EXERCISE MATERIAL:
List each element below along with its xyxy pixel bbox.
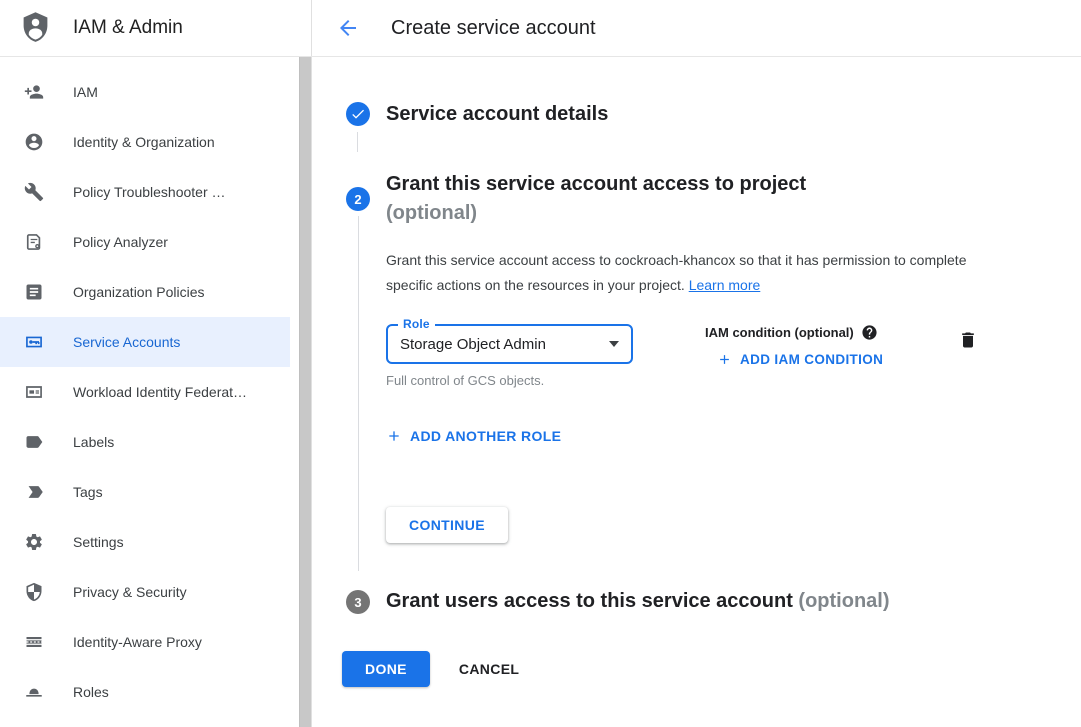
sidebar-item-label: Identity & Organization <box>73 134 215 150</box>
sidebar-item-service-accounts[interactable]: Service Accounts <box>0 317 290 367</box>
plus-icon <box>386 428 402 444</box>
step-3-title-text: Grant users access to this service accou… <box>386 590 793 612</box>
sidebar-item-label: Settings <box>73 534 124 550</box>
step-1-service-account-details: Service account details <box>346 102 1081 126</box>
article-icon <box>24 282 44 302</box>
hat-icon <box>24 682 44 702</box>
plus-icon <box>717 352 732 367</box>
sidebar-item-label: Service Accounts <box>73 334 180 350</box>
tag-arrow-icon <box>24 482 44 502</box>
sidebar-item-privacy-security[interactable]: Privacy & Security <box>0 567 290 617</box>
step-3-optional-label: (optional) <box>798 590 889 612</box>
role-field-value: Storage Object Admin <box>400 336 609 353</box>
badge-card-icon <box>24 382 44 402</box>
help-icon[interactable] <box>861 324 878 341</box>
sidebar-item-label: Labels <box>73 434 114 450</box>
sidebar-item-identity-aware-proxy[interactable]: Identity-Aware Proxy <box>0 617 290 667</box>
delete-role-button[interactable] <box>958 330 978 350</box>
step-2-number: 2 <box>354 192 361 207</box>
sidebar-item-label: Organization Policies <box>73 284 205 300</box>
step-2-title-text: Grant this service account access to pro… <box>386 173 806 195</box>
step-2-optional-label: (optional) <box>386 199 978 228</box>
sidebar-item-label: Policy Troubleshooter … <box>73 184 226 200</box>
label-tag-icon <box>24 432 44 452</box>
page-header: Create service account <box>312 0 1081 56</box>
sidebar-item-label: Identity-Aware Proxy <box>73 634 202 650</box>
sidebar-item-tags[interactable]: Tags <box>0 467 290 517</box>
step-1-completed-check-icon <box>346 102 370 126</box>
cancel-button[interactable]: CANCEL <box>459 661 519 677</box>
role-field-label: Role <box>398 317 435 331</box>
product-title: IAM & Admin <box>73 17 183 39</box>
gear-icon <box>24 532 44 552</box>
sidebar-item-labels[interactable]: Labels <box>0 417 290 467</box>
page-title: Create service account <box>391 17 596 40</box>
iam-condition-block: IAM condition (optional) ADD IAM CONDITI… <box>705 324 883 372</box>
learn-more-link[interactable]: Learn more <box>689 277 761 293</box>
step-connector-line <box>358 216 359 571</box>
step-3-number: 3 <box>354 595 361 610</box>
topbar: IAM & Admin Create service account <box>0 0 1081 57</box>
step-2-description: Grant this service account access to coc… <box>386 248 976 298</box>
sidebar-item-policy-analyzer[interactable]: Policy Analyzer <box>0 217 290 267</box>
sidebar-item-label: Tags <box>73 484 103 500</box>
sidebar-scrollbar[interactable] <box>299 57 311 727</box>
sidebar-item-identity-organization[interactable]: Identity & Organization <box>0 117 290 167</box>
sidebar-item-workload-identity-federat[interactable]: Workload Identity Federat… <box>0 367 290 417</box>
wrench-icon <box>24 182 44 202</box>
shield-half-icon <box>24 582 44 602</box>
sidebar-item-label: Roles <box>73 684 109 700</box>
sidebar-item-policy-troubleshooter[interactable]: Policy Troubleshooter … <box>0 167 290 217</box>
step-2-description-text: Grant this service account access to coc… <box>386 252 967 293</box>
person-add-icon <box>24 82 44 102</box>
key-card-icon <box>24 332 44 352</box>
iam-shield-logo-icon <box>20 11 51 45</box>
sidebar-item-roles[interactable]: Roles <box>0 667 290 717</box>
step-connector-line <box>357 132 358 152</box>
policy-analyzer-icon <box>24 232 44 252</box>
step-2-grant-access: 2 Grant this service account access to p… <box>346 170 1081 571</box>
add-iam-condition-label: ADD IAM CONDITION <box>740 352 883 367</box>
step-3-indicator: 3 <box>346 590 370 614</box>
back-arrow-icon[interactable] <box>336 16 360 40</box>
sidebar: IAM Identity & Organization Policy Trouble… <box>0 57 312 727</box>
continue-button[interactable]: CONTINUE <box>386 507 508 543</box>
add-iam-condition-button[interactable]: ADD IAM CONDITION <box>717 352 883 367</box>
sidebar-item-iam[interactable]: IAM <box>0 67 290 117</box>
step-2-indicator: 2 <box>346 187 370 211</box>
step-3-title: Grant users access to this service accou… <box>386 587 890 616</box>
main-content: Service account details 2 Grant this ser… <box>312 57 1081 727</box>
role-select[interactable]: Role Storage Object Admin <box>386 324 633 364</box>
sidebar-item-label: IAM <box>73 84 98 100</box>
step-2-title: Grant this service account access to pro… <box>386 170 978 228</box>
sidebar-item-settings[interactable]: Settings <box>0 517 290 567</box>
step-3-grant-users-access: 3 Grant users access to this service acc… <box>346 587 1081 616</box>
role-row: Role Storage Object Admin Full control o… <box>386 316 978 388</box>
sidebar-item-label: Privacy & Security <box>73 584 187 600</box>
account-circle-icon <box>24 132 44 152</box>
role-helper-text: Full control of GCS objects. <box>386 373 633 388</box>
proxy-grid-icon <box>24 632 44 652</box>
step-1-title: Service account details <box>386 102 608 126</box>
iam-condition-label: IAM condition (optional) <box>705 325 854 340</box>
dropdown-caret-icon <box>609 341 619 347</box>
sidebar-item-label: Workload Identity Federat… <box>73 384 247 400</box>
product-header: IAM & Admin <box>0 0 312 56</box>
step-2-rail: 2 <box>346 170 370 571</box>
done-button[interactable]: DONE <box>342 651 430 687</box>
stepper: Service account details 2 Grant this ser… <box>312 57 1081 616</box>
sidebar-item-label: Policy Analyzer <box>73 234 168 250</box>
form-actions: DONE CANCEL <box>342 651 1081 687</box>
add-another-role-button[interactable]: ADD ANOTHER ROLE <box>386 428 561 444</box>
sidebar-item-organization-policies[interactable]: Organization Policies <box>0 267 290 317</box>
add-another-role-label: ADD ANOTHER ROLE <box>410 428 561 444</box>
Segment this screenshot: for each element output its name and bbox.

WRITTEN TASK:
Format the lines between the one holding "sidebar-item-label: Identity &" and the one holding "plus-icon <box>717 352 732 367</box>", inclusive, as a JSON list of strings with one string per line and blank lines left out.

THE COMPLETED TASK:
[
  "sidebar-item-label: Identity & Organization <box>73 134 215 150</box>",
  "sidebar-item-service-accounts[interactable]: Service Accounts <box>0 317 290 367</box>",
  "plus-icon <box>386 428 402 444</box>",
  "step-3-title-text: Grant users access to this service accou… <box>386 590 793 612</box>",
  "sidebar-item-label: Settings <box>73 534 124 550</box>",
  "step-1-service-account-details: Service account details <box>346 102 1081 126</box>",
  "article-icon <box>24 282 44 302</box>",
  "hat-icon <box>24 682 44 702</box>",
  "plus-icon <box>717 352 732 367</box>"
]